------ RECORDS PROVIDED ------

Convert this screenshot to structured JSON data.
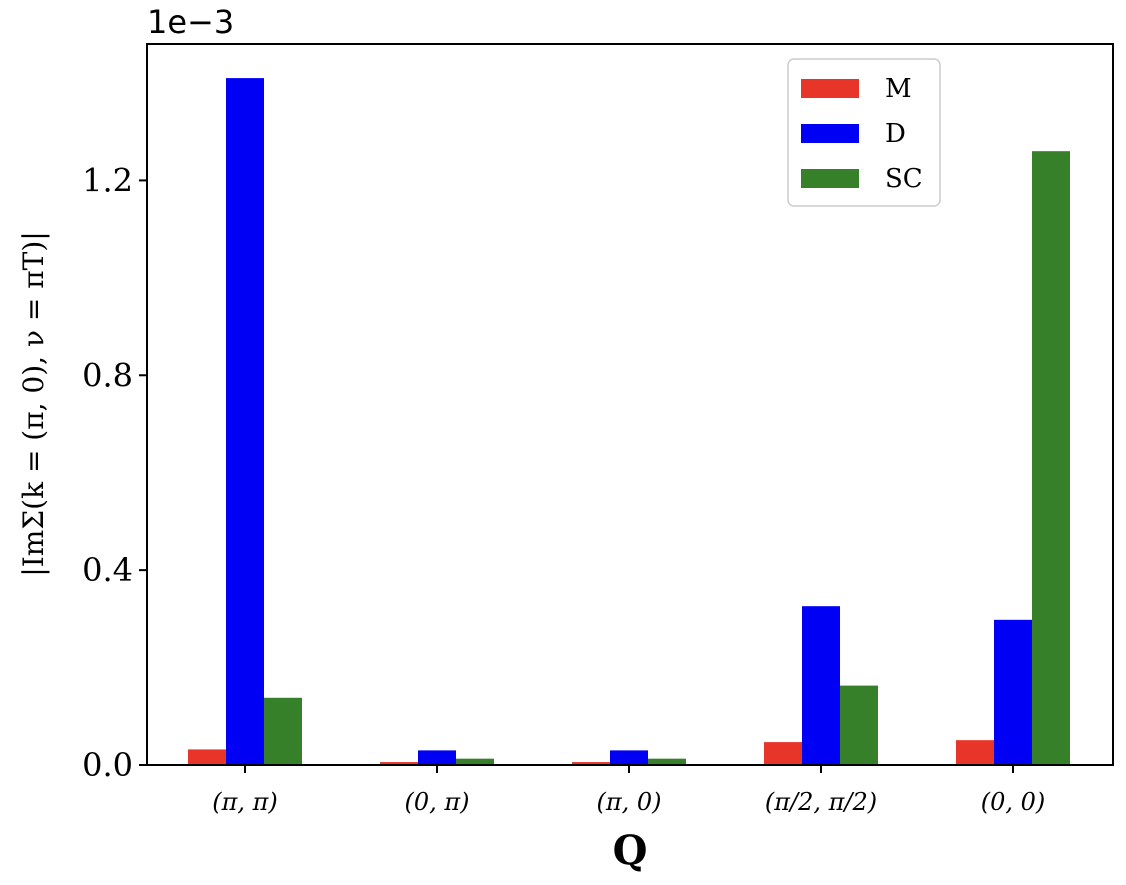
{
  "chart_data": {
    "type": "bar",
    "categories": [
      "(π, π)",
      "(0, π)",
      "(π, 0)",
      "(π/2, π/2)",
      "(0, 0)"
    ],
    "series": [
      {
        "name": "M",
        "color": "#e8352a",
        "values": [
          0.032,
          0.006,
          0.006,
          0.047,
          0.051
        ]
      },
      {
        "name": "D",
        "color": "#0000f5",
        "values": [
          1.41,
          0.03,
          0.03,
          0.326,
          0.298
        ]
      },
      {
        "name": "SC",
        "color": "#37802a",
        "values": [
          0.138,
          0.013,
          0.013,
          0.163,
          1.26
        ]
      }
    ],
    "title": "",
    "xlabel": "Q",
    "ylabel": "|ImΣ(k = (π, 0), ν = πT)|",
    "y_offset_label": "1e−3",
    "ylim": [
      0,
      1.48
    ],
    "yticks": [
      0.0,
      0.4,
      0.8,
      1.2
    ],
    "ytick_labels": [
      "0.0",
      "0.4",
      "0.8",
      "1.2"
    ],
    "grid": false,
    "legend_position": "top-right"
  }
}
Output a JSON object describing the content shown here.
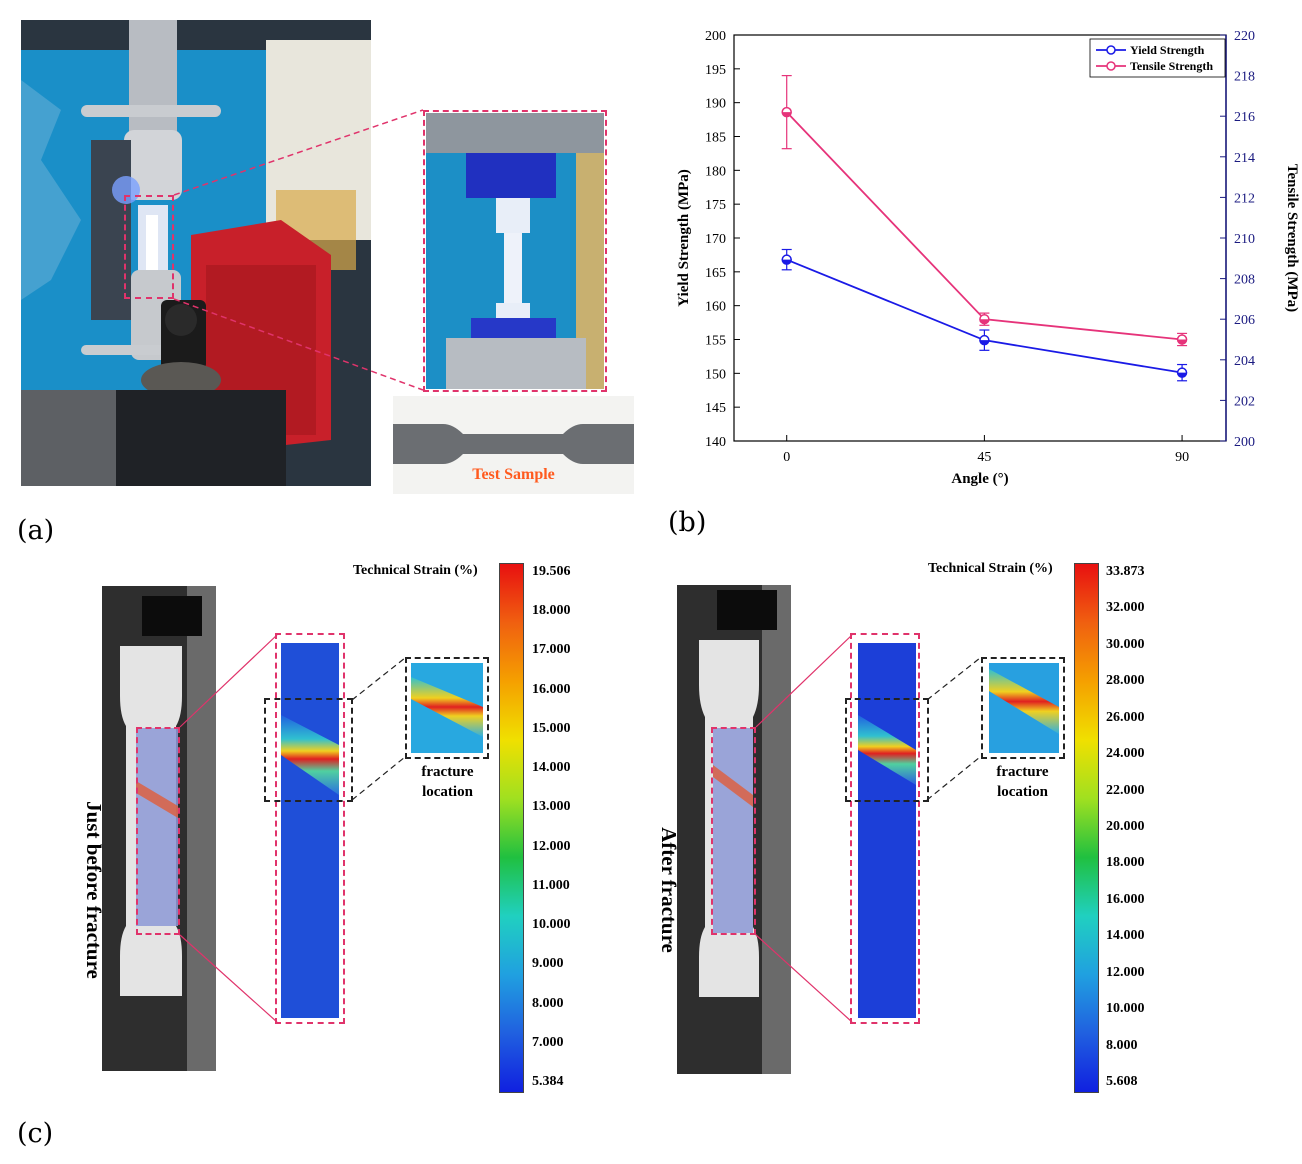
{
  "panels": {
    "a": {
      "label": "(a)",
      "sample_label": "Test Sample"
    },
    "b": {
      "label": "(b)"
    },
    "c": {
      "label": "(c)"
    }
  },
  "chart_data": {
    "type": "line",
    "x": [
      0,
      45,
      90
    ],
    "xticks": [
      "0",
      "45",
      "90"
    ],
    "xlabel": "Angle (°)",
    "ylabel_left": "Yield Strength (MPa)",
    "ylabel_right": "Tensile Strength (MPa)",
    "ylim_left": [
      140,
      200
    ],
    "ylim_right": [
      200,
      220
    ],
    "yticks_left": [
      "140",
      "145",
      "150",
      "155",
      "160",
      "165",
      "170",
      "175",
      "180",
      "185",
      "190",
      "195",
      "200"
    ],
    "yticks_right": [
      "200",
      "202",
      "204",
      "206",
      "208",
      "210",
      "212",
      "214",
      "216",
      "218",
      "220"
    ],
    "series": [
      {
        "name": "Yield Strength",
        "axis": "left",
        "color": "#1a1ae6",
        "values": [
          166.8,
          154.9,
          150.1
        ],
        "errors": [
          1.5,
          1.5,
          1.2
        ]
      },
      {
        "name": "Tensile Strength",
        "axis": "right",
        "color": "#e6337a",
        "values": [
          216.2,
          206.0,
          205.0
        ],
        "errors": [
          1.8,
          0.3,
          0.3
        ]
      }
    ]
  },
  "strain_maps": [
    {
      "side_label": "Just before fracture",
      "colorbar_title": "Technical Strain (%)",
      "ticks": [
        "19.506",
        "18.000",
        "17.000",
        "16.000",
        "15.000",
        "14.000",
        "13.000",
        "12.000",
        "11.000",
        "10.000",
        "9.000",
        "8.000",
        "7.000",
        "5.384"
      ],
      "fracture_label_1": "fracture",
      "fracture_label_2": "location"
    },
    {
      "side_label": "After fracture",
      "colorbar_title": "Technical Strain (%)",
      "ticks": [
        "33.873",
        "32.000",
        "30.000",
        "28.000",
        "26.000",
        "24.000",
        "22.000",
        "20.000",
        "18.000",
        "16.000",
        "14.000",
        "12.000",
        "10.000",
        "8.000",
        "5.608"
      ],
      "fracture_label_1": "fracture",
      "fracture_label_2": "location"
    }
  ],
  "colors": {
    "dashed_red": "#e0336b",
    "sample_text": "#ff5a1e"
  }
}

------
------ RECORDS PROVIDED ------

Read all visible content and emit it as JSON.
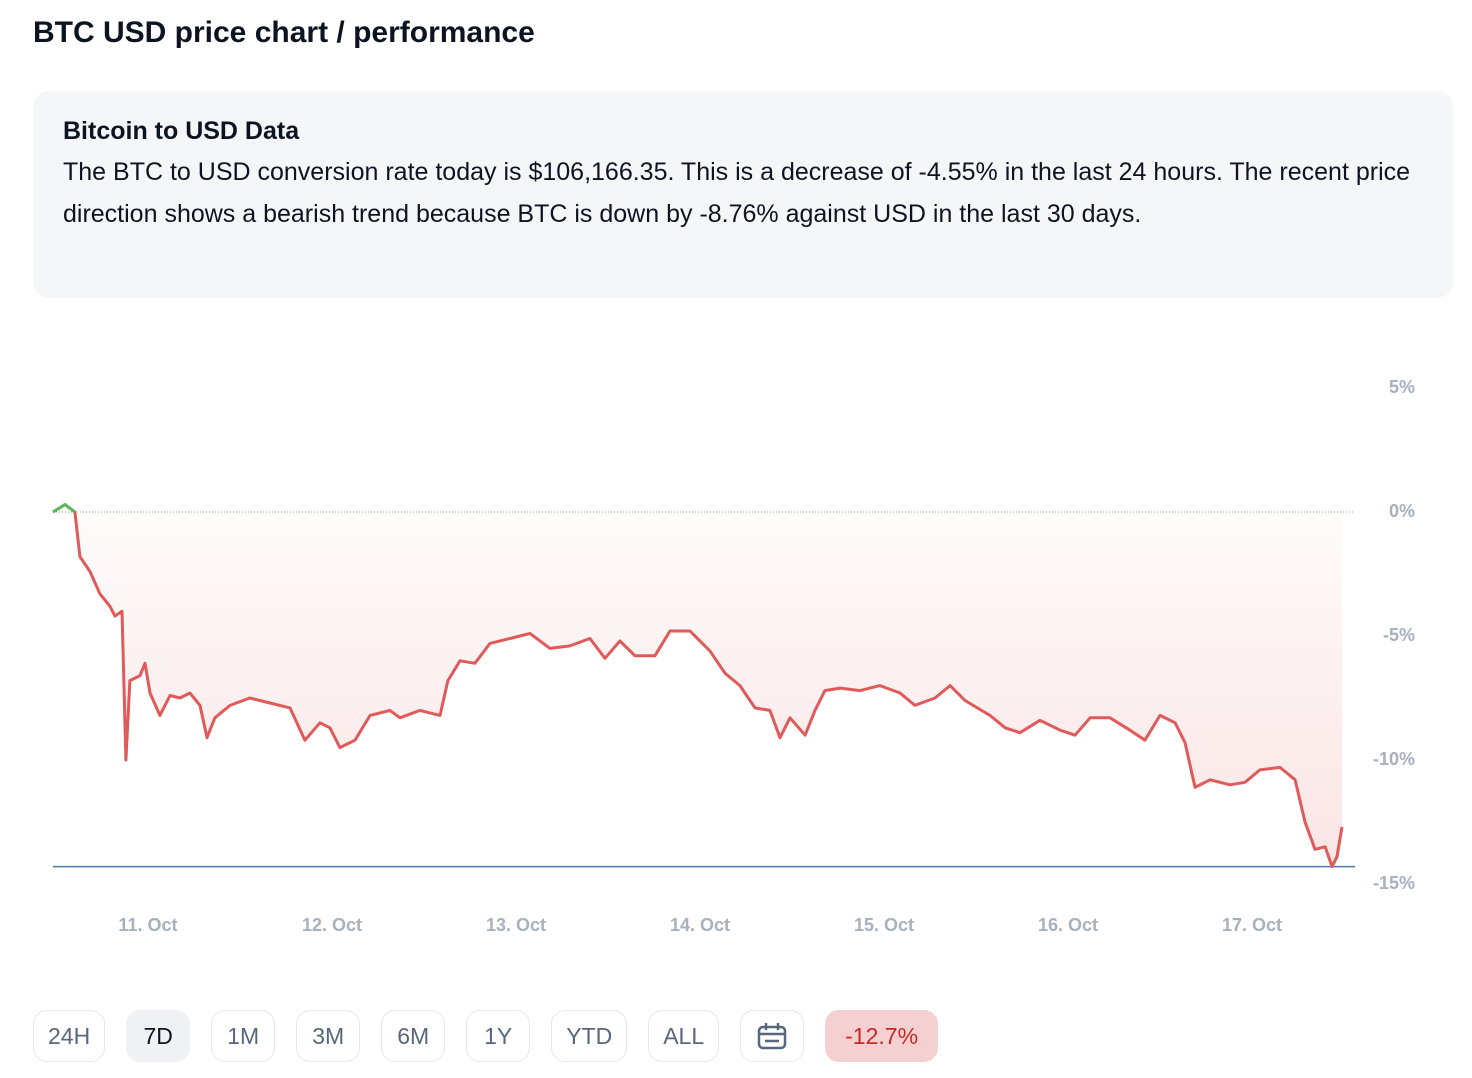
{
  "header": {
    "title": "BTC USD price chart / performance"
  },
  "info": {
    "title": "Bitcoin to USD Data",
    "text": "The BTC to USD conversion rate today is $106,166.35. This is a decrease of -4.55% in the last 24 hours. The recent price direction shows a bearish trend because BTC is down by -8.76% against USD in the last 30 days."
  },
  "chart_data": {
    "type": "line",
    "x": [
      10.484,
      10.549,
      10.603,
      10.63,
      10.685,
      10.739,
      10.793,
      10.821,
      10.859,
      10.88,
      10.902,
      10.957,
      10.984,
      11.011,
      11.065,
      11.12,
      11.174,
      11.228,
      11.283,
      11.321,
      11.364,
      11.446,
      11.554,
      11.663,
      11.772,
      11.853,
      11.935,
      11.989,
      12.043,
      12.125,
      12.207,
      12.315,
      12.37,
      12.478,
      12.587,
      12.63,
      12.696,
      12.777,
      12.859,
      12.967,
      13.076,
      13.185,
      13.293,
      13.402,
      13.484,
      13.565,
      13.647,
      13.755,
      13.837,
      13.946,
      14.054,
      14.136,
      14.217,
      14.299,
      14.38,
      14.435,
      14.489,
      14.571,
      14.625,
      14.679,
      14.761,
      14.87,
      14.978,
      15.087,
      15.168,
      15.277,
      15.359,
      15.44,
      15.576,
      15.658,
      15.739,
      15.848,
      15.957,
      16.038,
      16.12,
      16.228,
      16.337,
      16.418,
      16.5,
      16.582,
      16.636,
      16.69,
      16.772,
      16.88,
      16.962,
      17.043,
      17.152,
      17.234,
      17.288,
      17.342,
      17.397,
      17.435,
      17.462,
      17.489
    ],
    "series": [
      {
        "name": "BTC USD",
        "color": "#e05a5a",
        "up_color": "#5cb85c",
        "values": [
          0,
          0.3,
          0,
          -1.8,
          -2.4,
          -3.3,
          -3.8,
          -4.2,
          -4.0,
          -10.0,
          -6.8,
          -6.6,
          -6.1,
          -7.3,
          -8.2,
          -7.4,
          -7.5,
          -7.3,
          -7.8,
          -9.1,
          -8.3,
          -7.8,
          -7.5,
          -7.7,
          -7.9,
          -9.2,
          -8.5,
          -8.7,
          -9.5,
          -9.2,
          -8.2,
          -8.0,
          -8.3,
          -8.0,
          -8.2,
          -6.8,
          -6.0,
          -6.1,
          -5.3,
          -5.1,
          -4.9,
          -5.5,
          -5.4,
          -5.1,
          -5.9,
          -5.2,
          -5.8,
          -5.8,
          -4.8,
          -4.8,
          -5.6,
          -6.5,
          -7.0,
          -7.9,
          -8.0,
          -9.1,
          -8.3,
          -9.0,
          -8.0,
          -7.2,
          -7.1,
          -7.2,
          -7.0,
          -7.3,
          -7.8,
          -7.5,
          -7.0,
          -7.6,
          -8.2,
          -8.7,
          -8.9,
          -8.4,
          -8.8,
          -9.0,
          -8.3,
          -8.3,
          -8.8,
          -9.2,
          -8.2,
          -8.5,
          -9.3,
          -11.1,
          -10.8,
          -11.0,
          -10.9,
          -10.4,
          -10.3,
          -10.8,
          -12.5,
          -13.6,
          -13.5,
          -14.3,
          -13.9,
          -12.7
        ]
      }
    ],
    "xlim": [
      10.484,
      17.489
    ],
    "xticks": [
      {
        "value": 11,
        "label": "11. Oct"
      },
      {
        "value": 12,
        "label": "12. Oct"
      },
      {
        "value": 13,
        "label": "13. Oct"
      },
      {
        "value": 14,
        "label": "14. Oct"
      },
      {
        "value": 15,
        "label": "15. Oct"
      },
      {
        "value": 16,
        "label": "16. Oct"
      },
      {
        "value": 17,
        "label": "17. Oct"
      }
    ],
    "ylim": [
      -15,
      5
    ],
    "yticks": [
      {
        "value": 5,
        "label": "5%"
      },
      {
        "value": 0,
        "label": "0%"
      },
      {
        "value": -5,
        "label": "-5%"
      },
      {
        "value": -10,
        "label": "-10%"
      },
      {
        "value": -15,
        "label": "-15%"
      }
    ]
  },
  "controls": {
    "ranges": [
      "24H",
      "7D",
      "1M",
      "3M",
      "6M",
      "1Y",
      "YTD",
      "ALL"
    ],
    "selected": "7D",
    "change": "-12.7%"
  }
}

------

### [WRITTEN PROBLEM]
Count up the lines in the listing that hold the word "content", and give that number only.

### [THE COMPLETED TASK]
2